Search the material below for the string "title" and list each line that holds it.

=== Supplied material ===

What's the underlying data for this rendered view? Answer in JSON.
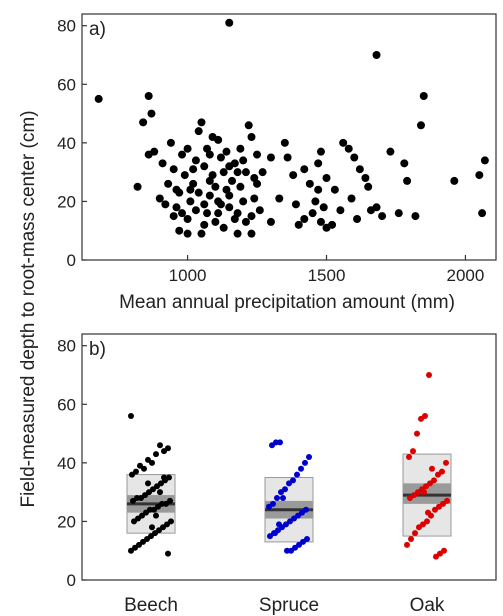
{
  "figure": {
    "ylabel": "Field-measured depth to root-mass center (cm)"
  },
  "chart_data": [
    {
      "type": "scatter",
      "panel_label": "a)",
      "xlabel": "Mean annual precipitation amount (mm)",
      "ylabel": "Field-measured depth to root-mass center (cm)",
      "xlim": [
        620,
        2110
      ],
      "ylim": [
        0,
        84
      ],
      "x_ticks": [
        1000,
        1500,
        2000
      ],
      "x_tick_labels": [
        "1000",
        "1500",
        "2000"
      ],
      "y_ticks": [
        0,
        20,
        40,
        60,
        80
      ],
      "y_tick_labels": [
        "0",
        "20",
        "40",
        "60",
        "80"
      ],
      "grid": false,
      "marker_color": "#000000",
      "points": [
        [
          680,
          55
        ],
        [
          1150,
          81
        ],
        [
          1680,
          70
        ],
        [
          840,
          47
        ],
        [
          860,
          56
        ],
        [
          870,
          50
        ],
        [
          860,
          36
        ],
        [
          880,
          37
        ],
        [
          820,
          25
        ],
        [
          900,
          21
        ],
        [
          950,
          15
        ],
        [
          970,
          10
        ],
        [
          1000,
          9
        ],
        [
          1850,
          56
        ],
        [
          1840,
          46
        ],
        [
          1820,
          15
        ],
        [
          2070,
          34
        ],
        [
          2050,
          29
        ],
        [
          2060,
          16
        ],
        [
          1960,
          27
        ],
        [
          1780,
          33
        ],
        [
          1790,
          27
        ],
        [
          1760,
          16
        ],
        [
          1730,
          37
        ],
        [
          1680,
          18
        ],
        [
          1700,
          15
        ],
        [
          1620,
          31
        ],
        [
          1640,
          28
        ],
        [
          1600,
          35
        ],
        [
          1560,
          40
        ],
        [
          1580,
          38
        ],
        [
          1590,
          21
        ],
        [
          1480,
          37
        ],
        [
          1500,
          28
        ],
        [
          1470,
          24
        ],
        [
          1460,
          20
        ],
        [
          1450,
          16
        ],
        [
          1480,
          13
        ],
        [
          1500,
          11
        ],
        [
          1520,
          12
        ],
        [
          1420,
          31
        ],
        [
          1380,
          29
        ],
        [
          1390,
          19
        ],
        [
          1400,
          12
        ],
        [
          1330,
          21
        ],
        [
          1300,
          13
        ],
        [
          1360,
          35
        ],
        [
          1250,
          36
        ],
        [
          1230,
          42
        ],
        [
          1220,
          46
        ],
        [
          1190,
          38
        ],
        [
          1210,
          30
        ],
        [
          1250,
          26
        ],
        [
          1200,
          20
        ],
        [
          1230,
          15
        ],
        [
          1180,
          9
        ],
        [
          1170,
          14
        ],
        [
          1150,
          18
        ],
        [
          1140,
          24
        ],
        [
          1130,
          30
        ],
        [
          1120,
          35
        ],
        [
          1110,
          41
        ],
        [
          1090,
          29
        ],
        [
          1080,
          22
        ],
        [
          1070,
          16
        ],
        [
          1060,
          12
        ],
        [
          1050,
          9
        ],
        [
          1060,
          32
        ],
        [
          1070,
          38
        ],
        [
          1040,
          44
        ],
        [
          1050,
          47
        ],
        [
          1030,
          34
        ],
        [
          1020,
          26
        ],
        [
          1010,
          20
        ],
        [
          1000,
          14
        ],
        [
          990,
          29
        ],
        [
          980,
          36
        ],
        [
          970,
          23
        ],
        [
          960,
          18
        ],
        [
          950,
          31
        ],
        [
          940,
          40
        ],
        [
          930,
          26
        ],
        [
          920,
          19
        ],
        [
          910,
          33
        ],
        [
          1100,
          25
        ],
        [
          1110,
          20
        ],
        [
          1100,
          13
        ],
        [
          1130,
          11
        ],
        [
          1160,
          27
        ],
        [
          1170,
          33
        ],
        [
          1190,
          25
        ],
        [
          1200,
          34
        ],
        [
          1240,
          21
        ],
        [
          1260,
          17
        ],
        [
          1270,
          30
        ],
        [
          1180,
          16
        ],
        [
          1140,
          37
        ],
        [
          1020,
          31
        ],
        [
          1040,
          23
        ],
        [
          1060,
          19
        ],
        [
          1080,
          36
        ],
        [
          1090,
          42
        ],
        [
          1000,
          38
        ],
        [
          980,
          16
        ],
        [
          1120,
          19
        ],
        [
          1150,
          32
        ],
        [
          1210,
          13
        ],
        [
          1240,
          28
        ],
        [
          1550,
          17
        ],
        [
          1610,
          14
        ],
        [
          1530,
          24
        ],
        [
          1440,
          26
        ],
        [
          1420,
          14
        ],
        [
          1350,
          40
        ],
        [
          1300,
          35
        ],
        [
          1660,
          17
        ],
        [
          1650,
          25
        ],
        [
          1490,
          18
        ],
        [
          1470,
          33
        ],
        [
          1230,
          9
        ],
        [
          1110,
          16
        ],
        [
          1080,
          27
        ],
        [
          1010,
          24
        ],
        [
          960,
          24
        ],
        [
          1030,
          17
        ],
        [
          1150,
          22
        ],
        [
          1180,
          30
        ]
      ]
    },
    {
      "type": "box_strip",
      "panel_label": "b)",
      "ylabel": "Field-measured depth to root-mass center (cm)",
      "ylim": [
        0,
        84
      ],
      "y_ticks": [
        0,
        20,
        40,
        60,
        80
      ],
      "y_tick_labels": [
        "0",
        "20",
        "40",
        "60",
        "80"
      ],
      "categories": [
        "Beech",
        "Spruce",
        "Oak"
      ],
      "grid": false,
      "series": [
        {
          "category": "Beech",
          "color": "#000000",
          "box": {
            "q1": 16,
            "median": 26,
            "q3": 36,
            "ci_low": 23,
            "ci_high": 29
          },
          "points": [
            56,
            45,
            44,
            46,
            43,
            40,
            41,
            38,
            39,
            37,
            36,
            35,
            34,
            33,
            32,
            31,
            30,
            29,
            28,
            28,
            27,
            27,
            26,
            26,
            25,
            24,
            24,
            23,
            22,
            21,
            20,
            20,
            19,
            18,
            17,
            16,
            15,
            14,
            13,
            12,
            11,
            10,
            9,
            35,
            30,
            22,
            18,
            33
          ]
        },
        {
          "category": "Spruce",
          "color": "#0000cc",
          "box": {
            "q1": 13,
            "median": 24,
            "q3": 35,
            "ci_low": 21,
            "ci_high": 27
          },
          "points": [
            47,
            47,
            46,
            42,
            40,
            38,
            36,
            34,
            33,
            31,
            30,
            28,
            26,
            25,
            24,
            23,
            22,
            21,
            20,
            19,
            18,
            17,
            16,
            15,
            14,
            13,
            12,
            11,
            10,
            10,
            28,
            19,
            16
          ]
        },
        {
          "category": "Oak",
          "color": "#dd0000",
          "box": {
            "q1": 15,
            "median": 29,
            "q3": 43,
            "ci_low": 26,
            "ci_high": 33
          },
          "points": [
            70,
            56,
            55,
            50,
            44,
            42,
            40,
            37,
            36,
            34,
            33,
            32,
            31,
            30,
            29,
            28,
            27,
            26,
            25,
            24,
            22,
            20,
            19,
            18,
            16,
            14,
            12,
            10,
            9,
            8,
            38,
            23,
            30
          ]
        }
      ]
    }
  ]
}
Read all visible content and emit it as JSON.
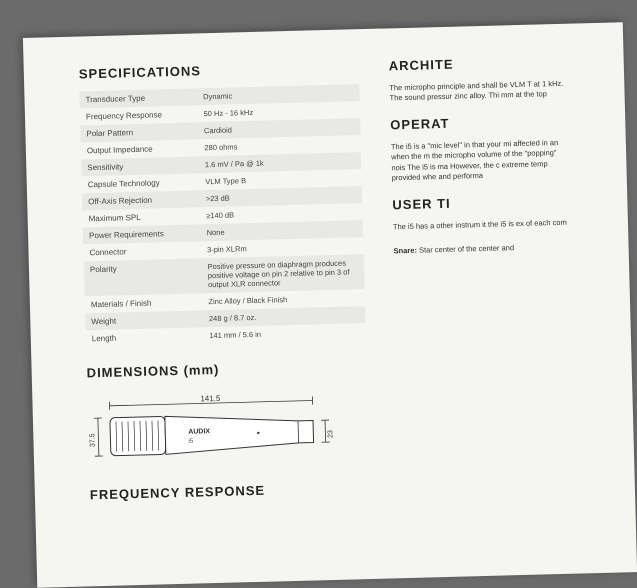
{
  "colors": {
    "background": "#6b6b6b",
    "paper": "#f5f5f2",
    "row_odd": "#e8e8e6",
    "row_even": "#f5f5f2",
    "text": "#444",
    "heading": "#222",
    "diagram_stroke": "#333"
  },
  "typography": {
    "heading_fontsize": 13,
    "heading_weight": 700,
    "heading_letterspacing": 1,
    "table_fontsize": 8,
    "body_fontsize": 7.5
  },
  "specs": {
    "title": "SPECIFICATIONS",
    "rows": [
      {
        "label": "Transducer Type",
        "value": "Dynamic"
      },
      {
        "label": "Frequency Response",
        "value": "50 Hz - 16 kHz"
      },
      {
        "label": "Polar Pattern",
        "value": "Cardioid"
      },
      {
        "label": "Output Impedance",
        "value": "280 ohms"
      },
      {
        "label": "Sensitivity",
        "value": "1.6 mV / Pa @ 1k"
      },
      {
        "label": "Capsule Technology",
        "value": "VLM Type B"
      },
      {
        "label": "Off-Axis Rejection",
        "value": ">23 dB"
      },
      {
        "label": "Maximum SPL",
        "value": "≥140 dB"
      },
      {
        "label": "Power Requirements",
        "value": "None"
      },
      {
        "label": "Connector",
        "value": "3-pin XLRm"
      },
      {
        "label": "Polarity",
        "value": "Positive pressure on diaphragm produces positive voltage on pin 2 relative to pin 3 of output XLR connector"
      },
      {
        "label": "Materials / Finish",
        "value": "Zinc Alloy / Black Finish"
      },
      {
        "label": "Weight",
        "value": "248 g / 8.7 oz."
      },
      {
        "label": "Length",
        "value": "141 mm / 5.6 in"
      }
    ]
  },
  "dimensions": {
    "title": "DIMENSIONS (mm)",
    "diagram": {
      "total_length": 141.5,
      "head_height": 37.5,
      "tail_height": 23,
      "brand_label": "AUDIX",
      "model_label": "i5",
      "stroke_color": "#333",
      "fill_color": "#ffffff"
    }
  },
  "freq_response": {
    "title": "FREQUENCY RESPONSE"
  },
  "right": {
    "architecture": {
      "title": "ARCHITE",
      "body": "The micropho principle and shall be VLM T at 1 kHz. The sound pressur zinc alloy. Thi mm at the top"
    },
    "operation": {
      "title": "OPERAT",
      "body": "The i5 is a \"mic level\" in that your mi affected in an when the m the micropho volume of the \"popping\" nois The i5 is ma However, the c extreme temp provided whe and performa"
    },
    "user_tips": {
      "title": "USER TI",
      "body": "The i5 has a other instrum it the i5 is ex of each com"
    },
    "snare": {
      "label": "Snare:",
      "body": " Star center of the center and"
    }
  }
}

===

▸ **Solution for this problem**:
    "title": "SPECIFICATIONS",
    "title": "DIMENSIONS (mm)",
    "title": "FREQUENCY RESPONSE"
      "title": "ARCHITE",
      "title": "OPERAT",
      "title": "USER TI",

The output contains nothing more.